— begin STORED RECORDS —

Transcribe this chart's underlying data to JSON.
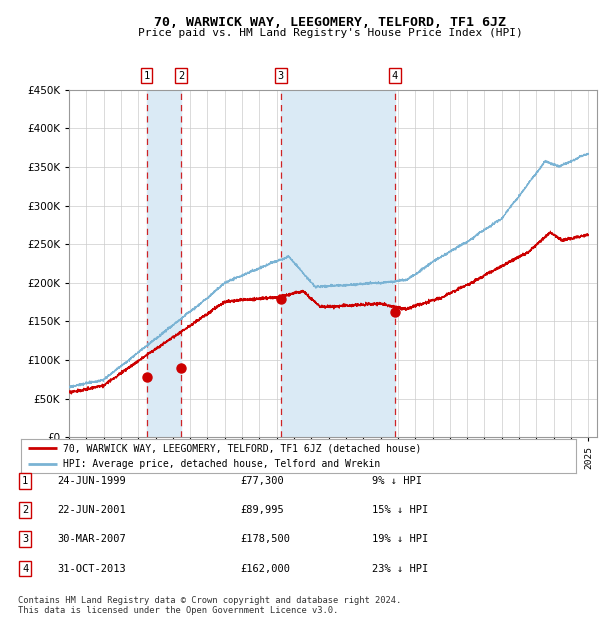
{
  "title": "70, WARWICK WAY, LEEGOMERY, TELFORD, TF1 6JZ",
  "subtitle": "Price paid vs. HM Land Registry's House Price Index (HPI)",
  "ylim": [
    0,
    450000
  ],
  "yticks": [
    0,
    50000,
    100000,
    150000,
    200000,
    250000,
    300000,
    350000,
    400000,
    450000
  ],
  "ytick_labels": [
    "£0",
    "£50K",
    "£100K",
    "£150K",
    "£200K",
    "£250K",
    "£300K",
    "£350K",
    "£400K",
    "£450K"
  ],
  "xlim_start": 1995.0,
  "xlim_end": 2025.5,
  "hpi_color": "#7ab3d4",
  "price_color": "#cc0000",
  "shade_color": "#daeaf5",
  "grid_color": "#cccccc",
  "background_color": "#ffffff",
  "transactions": [
    {
      "date": 1999.48,
      "price": 77300,
      "label": "1"
    },
    {
      "date": 2001.47,
      "price": 89995,
      "label": "2"
    },
    {
      "date": 2007.24,
      "price": 178500,
      "label": "3"
    },
    {
      "date": 2013.83,
      "price": 162000,
      "label": "4"
    }
  ],
  "table_rows": [
    {
      "num": "1",
      "date": "24-JUN-1999",
      "price": "£77,300",
      "note": "9% ↓ HPI"
    },
    {
      "num": "2",
      "date": "22-JUN-2001",
      "price": "£89,995",
      "note": "15% ↓ HPI"
    },
    {
      "num": "3",
      "date": "30-MAR-2007",
      "price": "£178,500",
      "note": "19% ↓ HPI"
    },
    {
      "num": "4",
      "date": "31-OCT-2013",
      "price": "£162,000",
      "note": "23% ↓ HPI"
    }
  ],
  "legend_line1": "70, WARWICK WAY, LEEGOMERY, TELFORD, TF1 6JZ (detached house)",
  "legend_line2": "HPI: Average price, detached house, Telford and Wrekin",
  "footer": "Contains HM Land Registry data © Crown copyright and database right 2024.\nThis data is licensed under the Open Government Licence v3.0."
}
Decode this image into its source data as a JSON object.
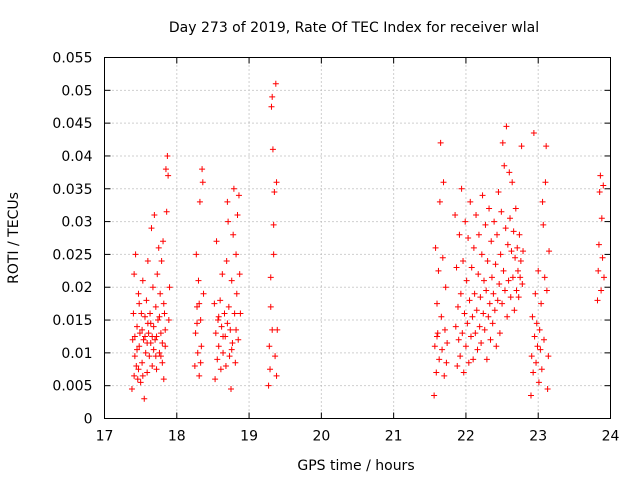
{
  "chart_data": {
    "type": "scatter",
    "title": "Day 273 of 2019, Rate Of TEC Index for receiver wlal",
    "xlabel": "GPS time / hours",
    "ylabel": "ROTI / TECUs",
    "xlim": [
      17,
      24
    ],
    "ylim": [
      0,
      0.055
    ],
    "xticks": [
      "17",
      "18",
      "19",
      "20",
      "21",
      "22",
      "23",
      "24"
    ],
    "yticks": [
      "0",
      "0.005",
      "0.01",
      "0.015",
      "0.02",
      "0.025",
      "0.03",
      "0.035",
      "0.04",
      "0.045",
      "0.05",
      "0.055"
    ],
    "grid": true,
    "marker": "+",
    "color": "#ff0000",
    "series": [
      {
        "name": "ROTI",
        "points": [
          [
            17.38,
            0.0045
          ],
          [
            17.39,
            0.012
          ],
          [
            17.4,
            0.016
          ],
          [
            17.41,
            0.022
          ],
          [
            17.42,
            0.0095
          ],
          [
            17.43,
            0.025
          ],
          [
            17.44,
            0.008
          ],
          [
            17.45,
            0.014
          ],
          [
            17.46,
            0.006
          ],
          [
            17.47,
            0.019
          ],
          [
            17.48,
            0.011
          ],
          [
            17.49,
            0.013
          ],
          [
            17.5,
            0.0055
          ],
          [
            17.51,
            0.016
          ],
          [
            17.52,
            0.0085
          ],
          [
            17.53,
            0.021
          ],
          [
            17.54,
            0.012
          ],
          [
            17.55,
            0.003
          ],
          [
            17.56,
            0.0155
          ],
          [
            17.57,
            0.01
          ],
          [
            17.58,
            0.018
          ],
          [
            17.59,
            0.007
          ],
          [
            17.6,
            0.024
          ],
          [
            17.61,
            0.013
          ],
          [
            17.62,
            0.0095
          ],
          [
            17.63,
            0.016
          ],
          [
            17.64,
            0.0115
          ],
          [
            17.65,
            0.029
          ],
          [
            17.66,
            0.008
          ],
          [
            17.67,
            0.02
          ],
          [
            17.68,
            0.014
          ],
          [
            17.69,
            0.031
          ],
          [
            17.7,
            0.012
          ],
          [
            17.71,
            0.017
          ],
          [
            17.72,
            0.0075
          ],
          [
            17.73,
            0.022
          ],
          [
            17.74,
            0.015
          ],
          [
            17.75,
            0.026
          ],
          [
            17.76,
            0.01
          ],
          [
            17.77,
            0.019
          ],
          [
            17.78,
            0.013
          ],
          [
            17.79,
            0.024
          ],
          [
            17.8,
            0.0085
          ],
          [
            17.81,
            0.027
          ],
          [
            17.82,
            0.006
          ],
          [
            17.83,
            0.016
          ],
          [
            17.84,
            0.011
          ],
          [
            17.85,
            0.038
          ],
          [
            17.86,
            0.0315
          ],
          [
            17.87,
            0.04
          ],
          [
            17.88,
            0.037
          ],
          [
            17.89,
            0.015
          ],
          [
            17.9,
            0.02
          ],
          [
            17.42,
            0.0125
          ],
          [
            17.45,
            0.0105
          ],
          [
            17.48,
            0.0175
          ],
          [
            17.52,
            0.0135
          ],
          [
            17.56,
            0.0125
          ],
          [
            17.6,
            0.0145
          ],
          [
            17.64,
            0.0145
          ],
          [
            17.68,
            0.0105
          ],
          [
            17.72,
            0.0125
          ],
          [
            17.76,
            0.0155
          ],
          [
            17.8,
            0.0115
          ],
          [
            17.84,
            0.0135
          ],
          [
            17.41,
            0.0065
          ],
          [
            17.47,
            0.0075
          ],
          [
            17.53,
            0.0065
          ],
          [
            17.59,
            0.0115
          ],
          [
            17.66,
            0.0125
          ],
          [
            17.71,
            0.0095
          ],
          [
            17.78,
            0.0095
          ],
          [
            17.82,
            0.0175
          ],
          [
            18.25,
            0.008
          ],
          [
            18.26,
            0.013
          ],
          [
            18.27,
            0.025
          ],
          [
            18.28,
            0.017
          ],
          [
            18.29,
            0.01
          ],
          [
            18.3,
            0.021
          ],
          [
            18.31,
            0.0065
          ],
          [
            18.32,
            0.033
          ],
          [
            18.33,
            0.015
          ],
          [
            18.34,
            0.011
          ],
          [
            18.35,
            0.038
          ],
          [
            18.36,
            0.036
          ],
          [
            18.37,
            0.019
          ],
          [
            18.28,
            0.0145
          ],
          [
            18.31,
            0.0175
          ],
          [
            18.33,
            0.0085
          ],
          [
            18.52,
            0.0175
          ],
          [
            18.53,
            0.006
          ],
          [
            18.54,
            0.013
          ],
          [
            18.55,
            0.027
          ],
          [
            18.56,
            0.009
          ],
          [
            18.57,
            0.015
          ],
          [
            18.58,
            0.011
          ],
          [
            18.6,
            0.018
          ],
          [
            18.61,
            0.0075
          ],
          [
            18.62,
            0.014
          ],
          [
            18.63,
            0.022
          ],
          [
            18.64,
            0.01
          ],
          [
            18.66,
            0.016
          ],
          [
            18.67,
            0.0125
          ],
          [
            18.68,
            0.008
          ],
          [
            18.69,
            0.024
          ],
          [
            18.7,
            0.033
          ],
          [
            18.71,
            0.03
          ],
          [
            18.72,
            0.017
          ],
          [
            18.73,
            0.0095
          ],
          [
            18.74,
            0.0135
          ],
          [
            18.75,
            0.0045
          ],
          [
            18.76,
            0.021
          ],
          [
            18.77,
            0.0115
          ],
          [
            18.78,
            0.028
          ],
          [
            18.79,
            0.035
          ],
          [
            18.8,
            0.016
          ],
          [
            18.81,
            0.0085
          ],
          [
            18.82,
            0.025
          ],
          [
            18.83,
            0.019
          ],
          [
            18.84,
            0.031
          ],
          [
            18.85,
            0.012
          ],
          [
            18.86,
            0.034
          ],
          [
            18.87,
            0.022
          ],
          [
            18.88,
            0.016
          ],
          [
            18.58,
            0.0155
          ],
          [
            18.64,
            0.0125
          ],
          [
            18.7,
            0.0145
          ],
          [
            18.76,
            0.0105
          ],
          [
            18.82,
            0.0135
          ],
          [
            19.27,
            0.005
          ],
          [
            19.28,
            0.011
          ],
          [
            19.29,
            0.0075
          ],
          [
            19.3,
            0.017
          ],
          [
            19.31,
            0.0475
          ],
          [
            19.32,
            0.049
          ],
          [
            19.33,
            0.041
          ],
          [
            19.34,
            0.025
          ],
          [
            19.35,
            0.0345
          ],
          [
            19.36,
            0.0095
          ],
          [
            19.37,
            0.051
          ],
          [
            19.38,
            0.036
          ],
          [
            19.39,
            0.0135
          ],
          [
            19.3,
            0.0215
          ],
          [
            19.34,
            0.0295
          ],
          [
            19.32,
            0.0135
          ],
          [
            19.38,
            0.0065
          ],
          [
            21.56,
            0.0035
          ],
          [
            21.57,
            0.011
          ],
          [
            21.58,
            0.026
          ],
          [
            21.59,
            0.007
          ],
          [
            21.6,
            0.0175
          ],
          [
            21.61,
            0.013
          ],
          [
            21.62,
            0.0225
          ],
          [
            21.63,
            0.009
          ],
          [
            21.64,
            0.033
          ],
          [
            21.65,
            0.042
          ],
          [
            21.66,
            0.0155
          ],
          [
            21.67,
            0.0105
          ],
          [
            21.68,
            0.0245
          ],
          [
            21.69,
            0.036
          ],
          [
            21.7,
            0.0065
          ],
          [
            21.71,
            0.0135
          ],
          [
            21.72,
            0.02
          ],
          [
            21.73,
            0.0085
          ],
          [
            21.74,
            0.0115
          ],
          [
            21.6,
            0.0125
          ],
          [
            21.85,
            0.031
          ],
          [
            21.86,
            0.014
          ],
          [
            21.87,
            0.023
          ],
          [
            21.88,
            0.008
          ],
          [
            21.89,
            0.017
          ],
          [
            21.9,
            0.012
          ],
          [
            21.91,
            0.028
          ],
          [
            21.92,
            0.0095
          ],
          [
            21.93,
            0.019
          ],
          [
            21.94,
            0.035
          ],
          [
            21.95,
            0.013
          ],
          [
            21.96,
            0.024
          ],
          [
            21.97,
            0.007
          ],
          [
            21.98,
            0.016
          ],
          [
            21.99,
            0.03
          ],
          [
            22.0,
            0.011
          ],
          [
            22.01,
            0.021
          ],
          [
            22.02,
            0.0145
          ],
          [
            22.03,
            0.0275
          ],
          [
            22.04,
            0.0085
          ],
          [
            22.05,
            0.018
          ],
          [
            22.06,
            0.033
          ],
          [
            22.07,
            0.0125
          ],
          [
            22.08,
            0.023
          ],
          [
            22.09,
            0.0155
          ],
          [
            22.1,
            0.009
          ],
          [
            22.11,
            0.026
          ],
          [
            22.12,
            0.019
          ],
          [
            22.13,
            0.013
          ],
          [
            22.14,
            0.031
          ],
          [
            22.15,
            0.0165
          ],
          [
            22.16,
            0.0105
          ],
          [
            22.17,
            0.022
          ],
          [
            22.18,
            0.028
          ],
          [
            22.19,
            0.014
          ],
          [
            22.2,
            0.0185
          ],
          [
            22.21,
            0.0115
          ],
          [
            22.22,
            0.025
          ],
          [
            22.23,
            0.034
          ],
          [
            22.24,
            0.016
          ],
          [
            22.25,
            0.021
          ],
          [
            22.26,
            0.0135
          ],
          [
            22.27,
            0.0295
          ],
          [
            22.28,
            0.0195
          ],
          [
            22.29,
            0.009
          ],
          [
            22.3,
            0.024
          ],
          [
            22.31,
            0.0155
          ],
          [
            22.32,
            0.032
          ],
          [
            22.33,
            0.0175
          ],
          [
            22.34,
            0.012
          ],
          [
            22.35,
            0.027
          ],
          [
            22.36,
            0.0215
          ],
          [
            22.37,
            0.0145
          ],
          [
            22.38,
            0.019
          ],
          [
            22.39,
            0.03
          ],
          [
            22.4,
            0.0165
          ],
          [
            22.41,
            0.0235
          ],
          [
            22.42,
            0.011
          ],
          [
            22.43,
            0.028
          ],
          [
            22.44,
            0.018
          ],
          [
            22.45,
            0.0345
          ],
          [
            22.46,
            0.0205
          ],
          [
            22.47,
            0.013
          ],
          [
            22.48,
            0.025
          ],
          [
            22.49,
            0.0315
          ],
          [
            22.5,
            0.0175
          ],
          [
            22.51,
            0.042
          ],
          [
            22.52,
            0.0225
          ],
          [
            22.53,
            0.0385
          ],
          [
            22.54,
            0.0195
          ],
          [
            22.55,
            0.029
          ],
          [
            22.56,
            0.0445
          ],
          [
            22.57,
            0.0155
          ],
          [
            22.58,
            0.0265
          ],
          [
            22.59,
            0.021
          ],
          [
            22.6,
            0.0375
          ],
          [
            22.61,
            0.0305
          ],
          [
            22.62,
            0.0185
          ],
          [
            22.63,
            0.0255
          ],
          [
            22.64,
            0.036
          ],
          [
            22.65,
            0.0215
          ],
          [
            22.66,
            0.0285
          ],
          [
            22.67,
            0.0165
          ],
          [
            22.68,
            0.0245
          ],
          [
            22.69,
            0.032
          ],
          [
            22.7,
            0.0195
          ],
          [
            22.71,
            0.026
          ],
          [
            22.72,
            0.0225
          ],
          [
            22.73,
            0.0185
          ],
          [
            22.74,
            0.028
          ],
          [
            22.75,
            0.0215
          ],
          [
            22.76,
            0.024
          ],
          [
            22.77,
            0.0415
          ],
          [
            22.78,
            0.0205
          ],
          [
            22.79,
            0.0255
          ],
          [
            22.9,
            0.0035
          ],
          [
            22.91,
            0.0095
          ],
          [
            22.92,
            0.0155
          ],
          [
            22.93,
            0.007
          ],
          [
            22.94,
            0.0435
          ],
          [
            22.95,
            0.0125
          ],
          [
            22.96,
            0.019
          ],
          [
            22.97,
            0.0085
          ],
          [
            22.98,
            0.0145
          ],
          [
            22.99,
            0.011
          ],
          [
            23.0,
            0.0225
          ],
          [
            23.01,
            0.0055
          ],
          [
            23.02,
            0.0135
          ],
          [
            23.03,
            0.0105
          ],
          [
            23.04,
            0.0175
          ],
          [
            23.05,
            0.0075
          ],
          [
            23.06,
            0.033
          ],
          [
            23.07,
            0.0295
          ],
          [
            23.08,
            0.012
          ],
          [
            23.09,
            0.0215
          ],
          [
            23.1,
            0.036
          ],
          [
            23.11,
            0.0415
          ],
          [
            23.12,
            0.0195
          ],
          [
            23.13,
            0.0045
          ],
          [
            23.14,
            0.0095
          ],
          [
            23.15,
            0.0255
          ],
          [
            23.82,
            0.018
          ],
          [
            23.83,
            0.0225
          ],
          [
            23.84,
            0.0265
          ],
          [
            23.85,
            0.0345
          ],
          [
            23.86,
            0.037
          ],
          [
            23.87,
            0.0195
          ],
          [
            23.88,
            0.0305
          ],
          [
            23.89,
            0.0245
          ],
          [
            23.9,
            0.0355
          ],
          [
            23.91,
            0.0215
          ]
        ]
      }
    ]
  }
}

— end STORED RECORDS —

_WRITTEN PROBLEM_.
Show every line of the listing in which the string "Index" can be found.

_SOLUTION BELOW_.
  "subtitle": "Price paid vs. HM Land Registry's House Price Index (HPI)",
    "title": "Day 273 of 2019, Rate Of TEC Index for receiver wlal",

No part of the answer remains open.